März 10th, 2017 at 21:03
Die meisten wurden nur ein Mal ermordet. (scnr)
März 11th, 2017 at 01:10
“Genau aus dieser Perspektive laboriert die linksgrüne Jugend von sich hin, die die Erfahrungen der älteren Generationen ignoriert, die Kritik am Kapitalismus aufgegeben hat und stattdessen lieber Verhaltensvorschriften erfindet, mit deren Hilfe die Umwelt sauber, die Arbeit gut, das Leben gesund und die Gesellschaft gerecht werde.”
Hab ich was verpasst? Links? Grün? Laborieren?
März 11th, 2017 at 11:45
Meine Fräse, ich habe gerade die Kolumne vom Augstein gelesen. Hat der einen an der Waffel …
März 11th, 2017 at 12:12
Naja, der Führer war ja auch der Glücksfall für die Demokratie, nicht… (bin dann mal im Keller)
März 11th, 2017 at 16:26
OT: Echter Q-Journalismus, ganz großer Stil:
“Sie gilt als unermüdliche Politikerin …”
Kann man sinnfreier formulieren? Es kommt aber noch besser; der ganze Satz wäre mir im dritten Schuljahr schon um die Ohren gehauen worden:
“Sie gilt als unermüdliche Politikerin und mischte sich in der Vergangenheit immer wieder aktiv bei Themen wie der Flüchtlingspolitik und besetzten Häusern ein und demonstrierte gegen zu hohe Mieten.”
März 11th, 2017 at 20:08
@flatter: Ich finde den Opener nicht gut. Meine Erfahrung mit jungen Leuten ist, dass sich niemand aus den unteren Schichten für Politik interessiert und Leute in unserem Alter (+10/-20 Jahre) eher dem neoliberalen Credo folgen, wenn sie ihre angestammte Mittelschichtposition denn erhalten konnten. “Junge Linke” kenne ich persönlich genau 0.0, was natürlich daran liegt, dass ich Parteienkreise meide wie die Pest. Das kann einer meiner Fehler sein, wie mir Freunde nahelegen wollen, die mir wohl gesonnen sind. Egal, denn zum Dutschke reicht’s bei mir nicht, obwohl ich längere Zeit durchaus sinnvoll und zusammenhängend quatschen kann – Ich habe auch nicht seine Pullover. :-)
_ _ _ _
Arbeitsauftrag> Führe den Kommentarstrang oben im Anschluss an seinen letzten Satz fort.
_ _ _ _
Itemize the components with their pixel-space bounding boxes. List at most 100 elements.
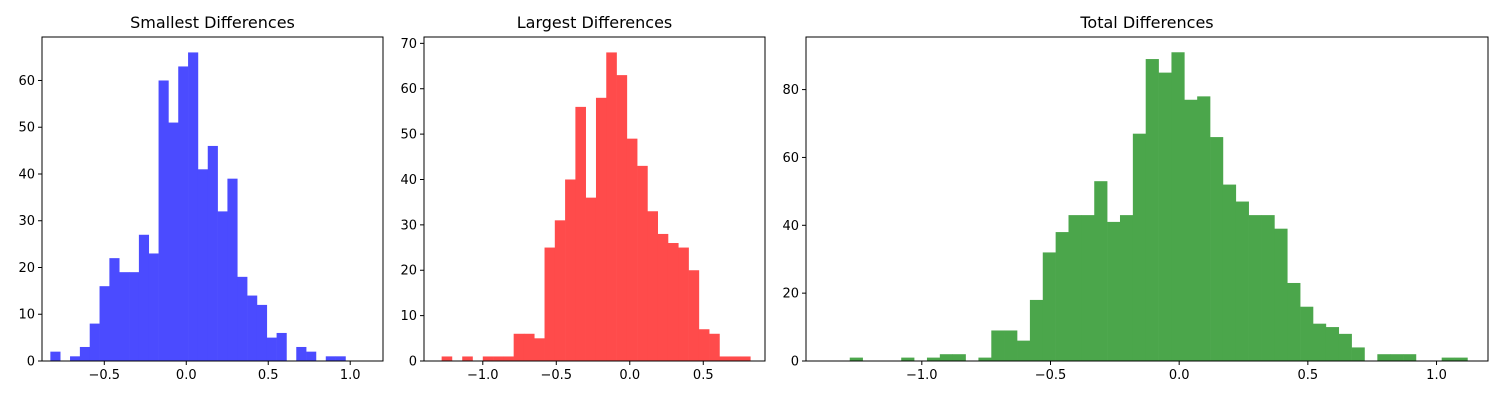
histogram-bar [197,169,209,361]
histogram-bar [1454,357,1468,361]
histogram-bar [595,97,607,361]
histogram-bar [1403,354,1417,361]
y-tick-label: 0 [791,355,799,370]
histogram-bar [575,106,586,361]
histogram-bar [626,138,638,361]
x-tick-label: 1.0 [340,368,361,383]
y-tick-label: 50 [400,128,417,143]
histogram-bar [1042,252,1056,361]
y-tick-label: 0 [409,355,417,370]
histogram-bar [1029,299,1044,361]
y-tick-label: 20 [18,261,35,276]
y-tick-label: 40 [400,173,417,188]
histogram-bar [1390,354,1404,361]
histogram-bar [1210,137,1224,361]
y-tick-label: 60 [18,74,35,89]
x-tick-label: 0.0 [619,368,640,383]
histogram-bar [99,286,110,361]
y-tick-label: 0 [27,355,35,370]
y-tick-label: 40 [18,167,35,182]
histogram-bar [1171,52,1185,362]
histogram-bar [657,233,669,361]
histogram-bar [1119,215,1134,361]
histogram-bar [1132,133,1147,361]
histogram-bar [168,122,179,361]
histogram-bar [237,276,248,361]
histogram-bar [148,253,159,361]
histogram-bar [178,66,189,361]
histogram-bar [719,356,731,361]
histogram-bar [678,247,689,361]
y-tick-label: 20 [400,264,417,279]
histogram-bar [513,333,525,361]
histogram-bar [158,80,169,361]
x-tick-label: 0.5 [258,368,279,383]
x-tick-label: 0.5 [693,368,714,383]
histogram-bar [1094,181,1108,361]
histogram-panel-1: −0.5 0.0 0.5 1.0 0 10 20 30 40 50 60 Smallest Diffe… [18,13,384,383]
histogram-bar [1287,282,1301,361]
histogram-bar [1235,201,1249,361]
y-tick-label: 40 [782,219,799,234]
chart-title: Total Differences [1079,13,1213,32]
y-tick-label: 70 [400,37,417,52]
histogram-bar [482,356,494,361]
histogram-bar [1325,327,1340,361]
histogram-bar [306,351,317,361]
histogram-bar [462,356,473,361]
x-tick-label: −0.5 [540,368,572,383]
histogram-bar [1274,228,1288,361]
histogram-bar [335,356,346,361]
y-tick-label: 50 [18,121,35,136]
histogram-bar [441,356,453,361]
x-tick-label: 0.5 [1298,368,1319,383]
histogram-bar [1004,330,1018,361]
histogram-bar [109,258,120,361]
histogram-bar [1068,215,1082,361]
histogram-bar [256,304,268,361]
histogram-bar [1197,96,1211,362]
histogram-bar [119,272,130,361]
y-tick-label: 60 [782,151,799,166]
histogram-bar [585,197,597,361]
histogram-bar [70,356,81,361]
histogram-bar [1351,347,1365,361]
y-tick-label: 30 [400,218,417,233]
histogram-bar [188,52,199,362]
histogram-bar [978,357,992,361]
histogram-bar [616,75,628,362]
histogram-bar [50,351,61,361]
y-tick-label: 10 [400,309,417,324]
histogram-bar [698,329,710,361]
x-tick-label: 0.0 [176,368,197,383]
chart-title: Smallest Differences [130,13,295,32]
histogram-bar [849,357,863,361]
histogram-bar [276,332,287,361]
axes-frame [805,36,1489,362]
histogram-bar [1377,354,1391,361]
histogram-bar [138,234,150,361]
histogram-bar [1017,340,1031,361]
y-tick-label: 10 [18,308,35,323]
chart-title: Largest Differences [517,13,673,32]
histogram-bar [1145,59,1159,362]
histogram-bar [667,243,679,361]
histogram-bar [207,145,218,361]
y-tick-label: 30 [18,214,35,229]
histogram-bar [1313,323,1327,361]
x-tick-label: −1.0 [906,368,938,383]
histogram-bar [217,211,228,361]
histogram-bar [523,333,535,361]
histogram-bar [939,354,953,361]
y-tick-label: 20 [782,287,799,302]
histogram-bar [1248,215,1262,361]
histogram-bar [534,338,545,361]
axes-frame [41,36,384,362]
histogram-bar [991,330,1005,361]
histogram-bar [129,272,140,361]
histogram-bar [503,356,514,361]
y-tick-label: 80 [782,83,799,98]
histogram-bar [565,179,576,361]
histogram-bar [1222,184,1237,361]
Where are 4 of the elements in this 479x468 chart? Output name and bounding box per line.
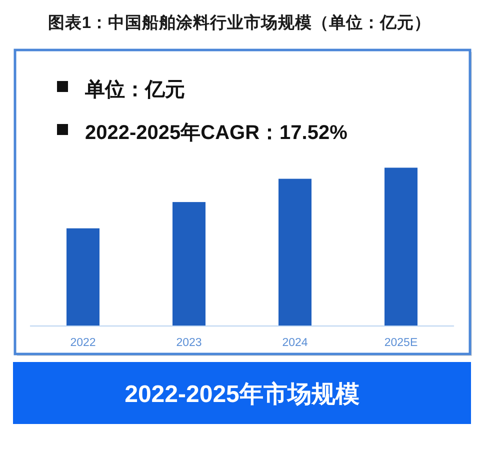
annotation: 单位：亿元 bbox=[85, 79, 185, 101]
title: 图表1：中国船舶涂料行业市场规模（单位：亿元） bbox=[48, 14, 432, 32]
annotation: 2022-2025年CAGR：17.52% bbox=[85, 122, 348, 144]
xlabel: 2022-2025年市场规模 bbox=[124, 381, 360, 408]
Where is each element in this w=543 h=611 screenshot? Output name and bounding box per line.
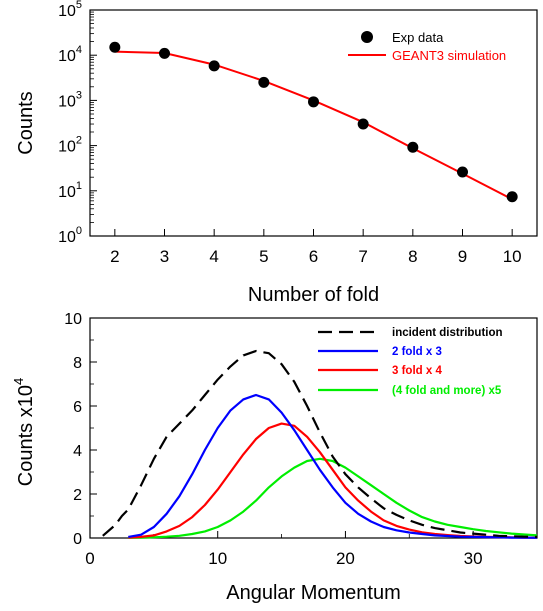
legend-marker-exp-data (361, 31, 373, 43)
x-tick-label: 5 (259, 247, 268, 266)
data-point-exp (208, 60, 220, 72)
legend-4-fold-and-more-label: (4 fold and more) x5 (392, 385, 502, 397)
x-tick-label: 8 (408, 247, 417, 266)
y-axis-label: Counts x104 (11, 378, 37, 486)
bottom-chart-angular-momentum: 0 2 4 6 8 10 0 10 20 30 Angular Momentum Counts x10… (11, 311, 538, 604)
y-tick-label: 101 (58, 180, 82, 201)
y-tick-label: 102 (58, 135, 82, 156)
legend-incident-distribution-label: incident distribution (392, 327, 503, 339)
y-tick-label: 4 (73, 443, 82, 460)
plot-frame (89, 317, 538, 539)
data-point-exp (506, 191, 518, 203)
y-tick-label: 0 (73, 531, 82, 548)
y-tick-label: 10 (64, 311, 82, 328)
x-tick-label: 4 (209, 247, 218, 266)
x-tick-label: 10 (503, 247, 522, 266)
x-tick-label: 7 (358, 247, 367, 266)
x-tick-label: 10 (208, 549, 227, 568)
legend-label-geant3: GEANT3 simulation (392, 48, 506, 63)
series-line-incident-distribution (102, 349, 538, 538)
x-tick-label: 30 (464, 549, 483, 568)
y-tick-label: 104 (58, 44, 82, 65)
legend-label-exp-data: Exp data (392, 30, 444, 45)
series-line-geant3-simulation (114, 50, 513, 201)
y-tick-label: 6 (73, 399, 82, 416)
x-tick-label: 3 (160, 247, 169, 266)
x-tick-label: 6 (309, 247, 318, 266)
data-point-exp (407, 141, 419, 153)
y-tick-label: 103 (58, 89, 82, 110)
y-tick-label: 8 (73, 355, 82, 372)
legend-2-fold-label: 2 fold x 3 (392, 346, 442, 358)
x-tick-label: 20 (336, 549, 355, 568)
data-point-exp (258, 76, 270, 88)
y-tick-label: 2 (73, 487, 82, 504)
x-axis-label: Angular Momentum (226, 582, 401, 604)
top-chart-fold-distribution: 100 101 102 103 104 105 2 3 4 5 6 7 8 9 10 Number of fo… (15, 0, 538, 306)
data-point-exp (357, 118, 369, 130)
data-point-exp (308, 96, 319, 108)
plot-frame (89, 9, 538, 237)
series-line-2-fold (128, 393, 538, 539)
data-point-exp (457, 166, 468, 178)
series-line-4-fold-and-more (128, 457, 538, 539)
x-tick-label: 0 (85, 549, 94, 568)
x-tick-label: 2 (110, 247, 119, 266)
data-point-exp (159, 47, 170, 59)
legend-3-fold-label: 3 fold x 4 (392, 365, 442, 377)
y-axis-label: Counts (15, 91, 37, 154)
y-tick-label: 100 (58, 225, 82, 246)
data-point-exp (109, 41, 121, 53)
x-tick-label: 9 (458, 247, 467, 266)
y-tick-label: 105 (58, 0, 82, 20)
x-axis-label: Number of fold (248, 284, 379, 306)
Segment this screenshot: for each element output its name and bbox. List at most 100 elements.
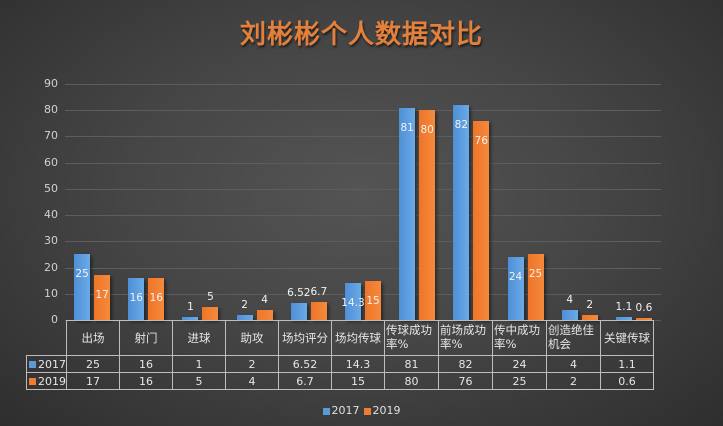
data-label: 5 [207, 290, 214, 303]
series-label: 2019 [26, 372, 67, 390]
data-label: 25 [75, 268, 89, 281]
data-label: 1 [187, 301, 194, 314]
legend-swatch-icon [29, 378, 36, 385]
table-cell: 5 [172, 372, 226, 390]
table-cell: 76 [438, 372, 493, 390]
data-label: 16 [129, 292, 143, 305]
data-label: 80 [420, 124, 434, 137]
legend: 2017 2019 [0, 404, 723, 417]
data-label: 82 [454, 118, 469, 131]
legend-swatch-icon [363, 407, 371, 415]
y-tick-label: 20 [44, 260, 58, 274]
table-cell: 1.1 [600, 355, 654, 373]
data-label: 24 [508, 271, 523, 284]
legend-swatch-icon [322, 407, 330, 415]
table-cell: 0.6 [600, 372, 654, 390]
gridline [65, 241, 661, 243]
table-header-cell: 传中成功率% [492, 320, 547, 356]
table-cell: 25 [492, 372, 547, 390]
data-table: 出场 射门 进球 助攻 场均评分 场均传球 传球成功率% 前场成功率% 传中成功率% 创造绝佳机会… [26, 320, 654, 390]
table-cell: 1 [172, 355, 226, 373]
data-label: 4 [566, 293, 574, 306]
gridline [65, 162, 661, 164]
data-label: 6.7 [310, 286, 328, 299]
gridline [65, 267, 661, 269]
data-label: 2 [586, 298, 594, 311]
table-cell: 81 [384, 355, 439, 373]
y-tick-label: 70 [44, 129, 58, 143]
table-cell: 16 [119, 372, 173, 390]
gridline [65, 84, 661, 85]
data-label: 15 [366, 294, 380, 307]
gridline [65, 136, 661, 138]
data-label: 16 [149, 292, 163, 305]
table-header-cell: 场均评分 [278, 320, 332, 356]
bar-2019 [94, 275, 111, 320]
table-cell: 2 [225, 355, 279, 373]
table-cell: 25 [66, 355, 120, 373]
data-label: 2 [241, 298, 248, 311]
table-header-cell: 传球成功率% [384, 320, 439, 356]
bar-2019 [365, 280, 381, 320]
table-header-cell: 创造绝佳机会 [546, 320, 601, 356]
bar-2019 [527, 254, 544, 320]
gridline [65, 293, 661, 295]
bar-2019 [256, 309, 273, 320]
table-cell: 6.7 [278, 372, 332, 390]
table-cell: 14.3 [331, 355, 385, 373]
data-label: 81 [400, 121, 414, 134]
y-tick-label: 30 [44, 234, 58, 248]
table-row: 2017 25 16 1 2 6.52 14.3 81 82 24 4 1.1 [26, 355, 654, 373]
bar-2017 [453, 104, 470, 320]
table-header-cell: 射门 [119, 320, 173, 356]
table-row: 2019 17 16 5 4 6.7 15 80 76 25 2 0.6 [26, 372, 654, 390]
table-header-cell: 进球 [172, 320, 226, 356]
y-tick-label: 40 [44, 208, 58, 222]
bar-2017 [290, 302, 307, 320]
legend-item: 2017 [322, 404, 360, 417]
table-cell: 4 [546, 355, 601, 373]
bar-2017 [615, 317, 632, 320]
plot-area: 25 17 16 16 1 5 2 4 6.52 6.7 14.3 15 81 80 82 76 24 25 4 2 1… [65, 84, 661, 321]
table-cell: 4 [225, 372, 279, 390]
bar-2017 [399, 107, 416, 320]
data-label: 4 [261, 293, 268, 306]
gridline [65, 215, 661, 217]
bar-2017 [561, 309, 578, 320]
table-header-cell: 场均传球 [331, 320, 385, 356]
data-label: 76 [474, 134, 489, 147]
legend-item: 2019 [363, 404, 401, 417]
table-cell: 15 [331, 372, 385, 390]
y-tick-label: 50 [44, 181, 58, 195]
_ _ _ _
Antwort>
Jegliche Identifikation ist im Arsch, weil der Klassenbegriff schon vor Jahrzehnten dank rechter Ideologen (siehe spd) erfolgreich beerdigt wurde. Wir haben jetzt halt Individualismus. Marx als klassischer Bezugspunkt ist kaputt und unbekannt.
Ich bin außerdem davon überzeugt, deine anfängliche Analyse sähe anders aus, wenn du Eribons “Rückkehr nach Reims” gelesen hättest, womit ich eine klare Leseempfehlung aussprechen möchte.
Es geht nicht nur um ein bisschen Geschichtsunterricht …
März 11th, 2017 at 20:44
Selbst junge “Linke” findest du im Netz. Ich habe sie auch schon in echt gesehen. Warum das Buch hier an der Analyse etwas ändern soll, weiß ich nicht. Verrätst du es mir?
Dem letzten Satz kann ich auch nicht zustimmen; immerhin ist das ein erreichbares Ziel.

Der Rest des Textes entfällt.